*Your instructions*.
Exactly as they appear, output all of the entries.

--- Start of Dataset records ---

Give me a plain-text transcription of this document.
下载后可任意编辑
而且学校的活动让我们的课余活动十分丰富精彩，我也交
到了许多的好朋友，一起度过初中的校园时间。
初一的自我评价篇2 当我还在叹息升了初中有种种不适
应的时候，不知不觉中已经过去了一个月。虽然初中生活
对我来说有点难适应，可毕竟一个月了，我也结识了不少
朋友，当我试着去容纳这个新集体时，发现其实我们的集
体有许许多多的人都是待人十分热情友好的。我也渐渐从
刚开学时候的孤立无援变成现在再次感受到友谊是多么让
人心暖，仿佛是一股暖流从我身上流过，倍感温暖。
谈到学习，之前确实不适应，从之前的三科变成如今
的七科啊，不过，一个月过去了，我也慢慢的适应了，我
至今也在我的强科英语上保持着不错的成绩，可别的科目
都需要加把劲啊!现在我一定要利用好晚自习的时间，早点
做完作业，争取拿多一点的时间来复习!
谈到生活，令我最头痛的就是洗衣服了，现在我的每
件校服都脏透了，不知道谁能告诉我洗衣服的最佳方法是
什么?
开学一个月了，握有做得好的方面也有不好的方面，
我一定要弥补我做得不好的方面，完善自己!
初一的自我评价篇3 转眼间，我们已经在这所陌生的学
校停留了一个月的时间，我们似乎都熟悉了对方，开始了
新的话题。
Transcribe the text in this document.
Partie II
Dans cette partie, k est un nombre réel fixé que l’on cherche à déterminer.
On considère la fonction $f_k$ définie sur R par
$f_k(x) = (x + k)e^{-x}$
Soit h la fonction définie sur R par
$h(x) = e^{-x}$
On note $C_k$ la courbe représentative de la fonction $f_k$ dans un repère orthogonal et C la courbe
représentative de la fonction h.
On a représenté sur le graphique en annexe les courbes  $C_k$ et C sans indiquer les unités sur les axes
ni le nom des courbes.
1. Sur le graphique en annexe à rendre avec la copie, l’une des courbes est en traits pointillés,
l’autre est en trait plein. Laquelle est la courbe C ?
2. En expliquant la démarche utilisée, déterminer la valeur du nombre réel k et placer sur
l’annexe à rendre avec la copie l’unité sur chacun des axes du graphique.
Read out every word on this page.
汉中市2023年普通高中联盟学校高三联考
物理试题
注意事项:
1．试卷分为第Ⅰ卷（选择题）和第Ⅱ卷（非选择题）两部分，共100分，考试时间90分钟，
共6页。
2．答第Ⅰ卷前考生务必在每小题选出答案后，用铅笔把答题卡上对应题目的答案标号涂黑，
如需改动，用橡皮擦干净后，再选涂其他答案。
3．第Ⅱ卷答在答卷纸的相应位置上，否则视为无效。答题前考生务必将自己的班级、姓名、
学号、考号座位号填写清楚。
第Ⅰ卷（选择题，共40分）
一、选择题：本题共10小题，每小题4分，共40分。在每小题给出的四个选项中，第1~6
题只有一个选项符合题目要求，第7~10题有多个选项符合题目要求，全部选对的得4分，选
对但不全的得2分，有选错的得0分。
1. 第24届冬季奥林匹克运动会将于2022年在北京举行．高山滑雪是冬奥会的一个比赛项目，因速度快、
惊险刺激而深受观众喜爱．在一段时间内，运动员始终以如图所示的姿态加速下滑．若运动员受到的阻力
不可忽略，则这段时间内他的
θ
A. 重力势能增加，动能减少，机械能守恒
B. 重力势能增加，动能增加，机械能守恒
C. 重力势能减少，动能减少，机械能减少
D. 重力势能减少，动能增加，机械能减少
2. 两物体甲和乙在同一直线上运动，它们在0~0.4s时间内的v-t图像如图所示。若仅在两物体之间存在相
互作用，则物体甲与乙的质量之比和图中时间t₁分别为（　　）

--- End of Dataset records ---

*Answer to this exercise*.
Give me a plain-text transcription of this document.
下载后可任意编辑
而且学校的活动让我们的课余活动十分丰富精彩，我也交
到了许多的好朋友，一起度过初中的校园时间。
初一的自我评价篇2 当我还在叹息升了初中有种种不适
应的时候，不知不觉中已经过去了一个月。虽然初中生活
对我来说有点难适应，可毕竟一个月了，我也结识了不少
朋友，当我试着去容纳这个新集体时，发现其实我们的集
体有许许多多的人都是待人十分热情友好的。我也渐渐从
刚开学时候的孤立无援变成现在再次感受到友谊是多么让
人心暖，仿佛是一股暖流从我身上流过，倍感温暖。
谈到学习，之前确实不适应，从之前的三科变成如今
的七科啊，不过，一个月过去了，我也慢慢的适应了，我
至今也在我的强科英语上保持着不错的成绩，可别的科目
都需要加把劲啊!现在我一定要利用好晚自习的时间，早点
做完作业，争取拿多一点的时间来复习!
谈到生活，令我最头痛的就是洗衣服了，现在我的每
件校服都脏透了，不知道谁能告诉我洗衣服的最佳方法是
什么?
开学一个月了，握有做得好的方面也有不好的方面，
我一定要弥补我做得不好的方面，完善自己!
初一的自我评价篇3 转眼间，我们已经在这所陌生的学
校停留了一个月的时间，我们似乎都熟悉了对方，开始了
新的话题。
Transcribe the text in this document.
Partie II
Dans cette partie, k est un nombre réel fixé que l’on cherche à déterminer.
On considère la fonction $f_k$ définie sur R par
$f_k(x) = (x + k)e^{-x}$
Soit h la fonction définie sur R par
$h(x) = e^{-x}$
On note $C_k$ la courbe représentative de la fonction $f_k$ dans un repère orthogonal et C la courbe
représentative de la fonction h.
On a représenté sur le graphique en annexe les courbes  $C_k$ et C sans indiquer les unités sur les axes
ni le nom des courbes.
1. Sur le graphique en annexe à rendre avec la copie, l’une des courbes est en traits pointillés,
l’autre est en trait plein. Laquelle est la courbe C ?
2. En expliquant la démarche utilisée, déterminer la valeur du nombre réel k et placer sur
l’annexe à rendre avec la copie l’unité sur chacun des axes du graphique.
Read out every word on this page.
汉中市2023年普通高中联盟学校高三联考
物理试题
注意事项:
1．试卷分为第Ⅰ卷（选择题）和第Ⅱ卷（非选择题）两部分，共100分，考试时间90分钟，
共6页。
2．答第Ⅰ卷前考生务必在每小题选出答案后，用铅笔把答题卡上对应题目的答案标号涂黑，
如需改动，用橡皮擦干净后，再选涂其他答案。
3．第Ⅱ卷答在答卷纸的相应位置上，否则视为无效。答题前考生务必将自己的班级、姓名、
学号、考号座位号填写清楚。
第Ⅰ卷（选择题，共40分）
一、选择题：本题共10小题，每小题4分，共40分。在每小题给出的四个选项中，第1~6
题只有一个选项符合题目要求，第7~10题有多个选项符合题目要求，全部选对的得4分，选
对但不全的得2分，有选错的得0分。
1. 第24届冬季奥林匹克运动会将于2022年在北京举行．高山滑雪是冬奥会的一个比赛项目，因速度快、
惊险刺激而深受观众喜爱．在一段时间内，运动员始终以如图所示的姿态加速下滑．若运动员受到的阻力
不可忽略，则这段时间内他的
θ
A. 重力势能增加，动能减少，机械能守恒
B. 重力势能增加，动能增加，机械能守恒
C. 重力势能减少，动能减少，机械能减少
D. 重力势能减少，动能增加，机械能减少
2. 两物体甲和乙在同一直线上运动，它们在0~0.4s时间内的v-t图像如图所示。若仅在两物体之间存在相
互作用，则物体甲与乙的质量之比和图中时间t₁分别为（　　）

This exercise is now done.